Selected extract Block Start

The Brazilian Court of Appeals has ruled negligence on the part of two American pilots.
Over the Amazon rain forest, the Gol jet collided with an Embraer Legacy 600 executive jet owned by ExcelAire Service Inc. of New York. The pilots of the New York-based executive jet had placed the transponder and collision avoidance system on standby prior to colliding with the Boeing 737 operated by GOL Linhaus Aereas Inteligentes SA on Sept. 29, 2006.
The charges had been dismissed in 2008.
Prosecutors accused the pilots of accidentally turning off the transponder that transmits the jet’s location. The defense says Brazilian air traffic controllers should have informed the Long Island pilots that their transponder was turned off. There’s no indication that the Legacy’s control panel indicated that the transponder was off, and that controllers set the planes on a collision course.
The Legacy landed safely but everyone on the GOL jet died. Flight controllers failed to alert pilots that they were on a collision course and also did not notice–or communicate that the transponder was off.
The two U.S. pilots Joseph Lepore and Jan Paladino could get up to three years in prison after “a string of catastrophic errors committed by Brazilian air traffic controllers. In essence, they put and kept these two planes on a collision course.”
ExcelAire says that “the transponder issue is a distraction from the true cause of the accident, which is an air traffic control system that put two airplanes on a collision course for about an hour.”

Selected extract Block End

-- Task instructions --
(a) Reproduce the portion of the article on the Amazon midair collision that begins with the words containing "The Brazilian Court" and ends with "Sept. 29, 2006.".
(b) According to the article on the Amazon midair collision, what company owned the Embraer Legacy 600 executive jet?
Nothing in the lines that follow is needed here.

Source data Block Start

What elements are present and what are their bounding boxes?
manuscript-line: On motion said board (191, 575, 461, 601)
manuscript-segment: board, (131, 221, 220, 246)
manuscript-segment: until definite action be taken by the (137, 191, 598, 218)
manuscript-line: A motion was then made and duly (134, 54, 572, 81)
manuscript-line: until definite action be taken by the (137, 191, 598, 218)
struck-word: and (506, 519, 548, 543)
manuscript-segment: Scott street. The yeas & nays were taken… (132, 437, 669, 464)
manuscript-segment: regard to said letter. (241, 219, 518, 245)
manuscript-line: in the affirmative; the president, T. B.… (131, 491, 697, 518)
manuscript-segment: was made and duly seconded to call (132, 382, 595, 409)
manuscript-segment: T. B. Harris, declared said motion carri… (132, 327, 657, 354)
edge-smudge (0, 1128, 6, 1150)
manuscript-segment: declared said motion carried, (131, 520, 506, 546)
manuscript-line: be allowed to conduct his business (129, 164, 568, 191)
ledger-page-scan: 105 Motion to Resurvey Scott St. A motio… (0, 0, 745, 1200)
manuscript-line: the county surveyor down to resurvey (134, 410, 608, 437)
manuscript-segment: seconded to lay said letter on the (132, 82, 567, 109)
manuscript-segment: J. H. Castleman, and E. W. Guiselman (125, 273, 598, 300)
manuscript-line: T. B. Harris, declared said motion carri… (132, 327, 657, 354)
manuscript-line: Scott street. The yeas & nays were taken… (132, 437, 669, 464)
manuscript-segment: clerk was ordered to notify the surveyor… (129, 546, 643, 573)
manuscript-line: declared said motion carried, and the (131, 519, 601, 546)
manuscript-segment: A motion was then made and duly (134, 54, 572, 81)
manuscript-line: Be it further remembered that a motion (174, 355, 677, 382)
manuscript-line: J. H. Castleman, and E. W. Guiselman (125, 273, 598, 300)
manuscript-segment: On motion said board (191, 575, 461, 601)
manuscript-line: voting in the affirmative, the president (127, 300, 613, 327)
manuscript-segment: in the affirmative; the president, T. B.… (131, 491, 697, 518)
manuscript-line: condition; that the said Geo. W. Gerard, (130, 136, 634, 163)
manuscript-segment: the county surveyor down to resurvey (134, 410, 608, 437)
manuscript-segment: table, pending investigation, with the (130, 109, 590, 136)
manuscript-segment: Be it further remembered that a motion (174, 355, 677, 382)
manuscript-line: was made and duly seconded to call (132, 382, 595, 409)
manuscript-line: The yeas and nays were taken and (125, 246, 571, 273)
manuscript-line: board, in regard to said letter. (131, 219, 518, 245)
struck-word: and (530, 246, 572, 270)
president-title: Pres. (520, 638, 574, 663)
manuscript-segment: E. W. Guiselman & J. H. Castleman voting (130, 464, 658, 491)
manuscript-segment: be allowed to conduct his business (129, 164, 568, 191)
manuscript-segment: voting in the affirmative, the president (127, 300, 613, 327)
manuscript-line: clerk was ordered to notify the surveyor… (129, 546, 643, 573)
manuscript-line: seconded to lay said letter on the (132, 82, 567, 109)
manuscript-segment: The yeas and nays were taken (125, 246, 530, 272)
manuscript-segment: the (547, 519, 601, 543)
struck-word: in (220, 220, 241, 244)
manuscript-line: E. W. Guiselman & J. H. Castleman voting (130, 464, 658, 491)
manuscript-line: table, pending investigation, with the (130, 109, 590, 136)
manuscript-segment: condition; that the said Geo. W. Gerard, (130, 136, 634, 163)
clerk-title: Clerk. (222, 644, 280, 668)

Source data Block End

-- Solutions below --
(a)
The Brazilian Court of Appeals has ruled negligence on the part of two American pilots.
Over the Amazon rain forest, the Gol jet collided with an Embraer Legacy 600 executive jet owned by ExcelAire Service Inc. of New York. The pilots of the New York-based executive jet had placed the transponder and collision avoidance system on standby prior to colliding with the Boeing 737 operated by GOL Linhaus Aereas Inteligentes SA on Sept. 29, 2006.

(b) ExcelAire Service Inc. of New York owned the Embraer Legacy 600.